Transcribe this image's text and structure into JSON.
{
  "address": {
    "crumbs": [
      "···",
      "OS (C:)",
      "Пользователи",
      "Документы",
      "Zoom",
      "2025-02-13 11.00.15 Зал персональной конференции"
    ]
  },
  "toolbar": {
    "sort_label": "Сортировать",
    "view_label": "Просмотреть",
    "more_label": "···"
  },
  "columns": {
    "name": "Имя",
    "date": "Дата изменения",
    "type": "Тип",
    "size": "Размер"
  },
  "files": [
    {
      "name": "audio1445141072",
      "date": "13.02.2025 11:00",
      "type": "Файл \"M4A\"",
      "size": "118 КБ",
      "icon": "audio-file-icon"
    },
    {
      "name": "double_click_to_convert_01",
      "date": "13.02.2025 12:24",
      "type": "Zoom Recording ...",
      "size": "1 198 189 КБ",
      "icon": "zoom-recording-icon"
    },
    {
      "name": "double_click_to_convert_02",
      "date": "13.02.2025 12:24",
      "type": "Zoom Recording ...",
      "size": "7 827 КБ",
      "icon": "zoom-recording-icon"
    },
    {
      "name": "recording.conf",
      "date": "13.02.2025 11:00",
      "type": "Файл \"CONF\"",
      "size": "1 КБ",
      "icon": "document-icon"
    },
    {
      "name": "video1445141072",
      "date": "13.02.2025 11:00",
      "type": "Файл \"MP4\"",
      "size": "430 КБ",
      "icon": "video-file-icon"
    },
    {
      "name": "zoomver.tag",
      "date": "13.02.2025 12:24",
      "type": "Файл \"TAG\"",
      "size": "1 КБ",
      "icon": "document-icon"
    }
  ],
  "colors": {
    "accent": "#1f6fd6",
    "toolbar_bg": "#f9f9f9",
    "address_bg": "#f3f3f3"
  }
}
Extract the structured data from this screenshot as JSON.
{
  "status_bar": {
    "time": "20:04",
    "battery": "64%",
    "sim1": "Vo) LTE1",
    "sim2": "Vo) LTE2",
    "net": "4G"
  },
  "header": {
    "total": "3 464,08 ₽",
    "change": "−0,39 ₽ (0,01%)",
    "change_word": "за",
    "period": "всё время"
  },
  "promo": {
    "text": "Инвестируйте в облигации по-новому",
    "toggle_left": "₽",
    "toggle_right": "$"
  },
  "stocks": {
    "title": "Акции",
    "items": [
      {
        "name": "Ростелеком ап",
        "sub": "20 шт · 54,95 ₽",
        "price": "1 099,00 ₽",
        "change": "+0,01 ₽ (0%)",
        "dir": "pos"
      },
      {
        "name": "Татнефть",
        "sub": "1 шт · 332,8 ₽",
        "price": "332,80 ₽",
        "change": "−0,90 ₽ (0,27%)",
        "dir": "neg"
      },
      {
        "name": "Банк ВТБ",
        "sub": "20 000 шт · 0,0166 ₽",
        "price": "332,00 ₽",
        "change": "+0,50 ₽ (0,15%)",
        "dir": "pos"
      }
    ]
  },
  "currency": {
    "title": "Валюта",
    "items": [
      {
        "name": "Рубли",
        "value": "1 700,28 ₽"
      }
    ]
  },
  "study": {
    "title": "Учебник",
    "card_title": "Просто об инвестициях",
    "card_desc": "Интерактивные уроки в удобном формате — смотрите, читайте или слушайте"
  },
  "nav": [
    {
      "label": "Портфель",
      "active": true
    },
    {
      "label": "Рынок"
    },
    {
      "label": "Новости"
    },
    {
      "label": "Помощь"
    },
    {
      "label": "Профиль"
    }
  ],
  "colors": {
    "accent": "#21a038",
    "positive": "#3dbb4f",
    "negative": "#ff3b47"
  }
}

## DESCRIPTION OF THE TASK
Print all the data exactly.

## TASK RESULT
Transcribe this image's text and structure into JSON.
{
  "address": {
    "crumbs": [
      "···",
      "OS (C:)",
      "Пользователи",
      "Документы",
      "Zoom",
      "2025-02-13 11.00.15 Зал персональной конференции"
    ]
  },
  "toolbar": {
    "sort_label": "Сортировать",
    "view_label": "Просмотреть",
    "more_label": "···"
  },
  "columns": {
    "name": "Имя",
    "date": "Дата изменения",
    "type": "Тип",
    "size": "Размер"
  },
  "files": [
    {
      "name": "audio1445141072",
      "date": "13.02.2025 11:00",
      "type": "Файл \"M4A\"",
      "size": "118 КБ",
      "icon": "audio-file-icon"
    },
    {
      "name": "double_click_to_convert_01",
      "date": "13.02.2025 12:24",
      "type": "Zoom Recording ...",
      "size": "1 198 189 КБ",
      "icon": "zoom-recording-icon"
    },
    {
      "name": "double_click_to_convert_02",
      "date": "13.02.2025 12:24",
      "type": "Zoom Recording ...",
      "size": "7 827 КБ",
      "icon": "zoom-recording-icon"
    },
    {
      "name": "recording.conf",
      "date": "13.02.2025 11:00",
      "type": "Файл \"CONF\"",
      "size": "1 КБ",
      "icon": "document-icon"
    },
    {
      "name": "video1445141072",
      "date": "13.02.2025 11:00",
      "type": "Файл \"MP4\"",
      "size": "430 КБ",
      "icon": "video-file-icon"
    },
    {
      "name": "zoomver.tag",
      "date": "13.02.2025 12:24",
      "type": "Файл \"TAG\"",
      "size": "1 КБ",
      "icon": "document-icon"
    }
  ],
  "colors": {
    "accent": "#1f6fd6",
    "toolbar_bg": "#f9f9f9",
    "address_bg": "#f3f3f3"
  }
}
Extract the structured data from this screenshot as JSON.
{
  "status_bar": {
    "time": "20:04",
    "battery": "64%",
    "sim1": "Vo) LTE1",
    "sim2": "Vo) LTE2",
    "net": "4G"
  },
  "header": {
    "total": "3 464,08 ₽",
    "change": "−0,39 ₽ (0,01%)",
    "change_word": "за",
    "period": "всё время"
  },
  "promo": {
    "text": "Инвестируйте в облигации по-новому",
    "toggle_left": "₽",
    "toggle_right": "$"
  },
  "stocks": {
    "title": "Акции",
    "items": [
      {
        "name": "Ростелеком ап",
        "sub": "20 шт · 54,95 ₽",
        "price": "1 099,00 ₽",
        "change": "+0,01 ₽ (0%)",
        "dir": "pos"
      },
      {
        "name": "Татнефть",
        "sub": "1 шт · 332,8 ₽",
        "price": "332,80 ₽",
        "change": "−0,90 ₽ (0,27%)",
        "dir": "neg"
      },
      {
        "name": "Банк ВТБ",
        "sub": "20 000 шт · 0,0166 ₽",
        "price": "332,00 ₽",
        "change": "+0,50 ₽ (0,15%)",
        "dir": "pos"
      }
    ]
  },
  "currency": {
    "title": "Валюта",
    "items": [
      {
        "name": "Рубли",
        "value": "1 700,28 ₽"
      }
    ]
  },
  "study": {
    "title": "Учебник",
    "card_title": "Просто об инвестициях",
    "card_desc": "Интерактивные уроки в удобном формате — смотрите, читайте или слушайте"
  },
  "nav": [
    {
      "label": "Портфель",
      "active": true
    },
    {
      "label": "Рынок"
    },
    {
      "label": "Новости"
    },
    {
      "label": "Помощь"
    },
    {
      "label": "Профиль"
    }
  ],
  "colors": {
    "accent": "#21a038",
    "positive": "#3dbb4f",
    "negative": "#ff3b47"
  }
}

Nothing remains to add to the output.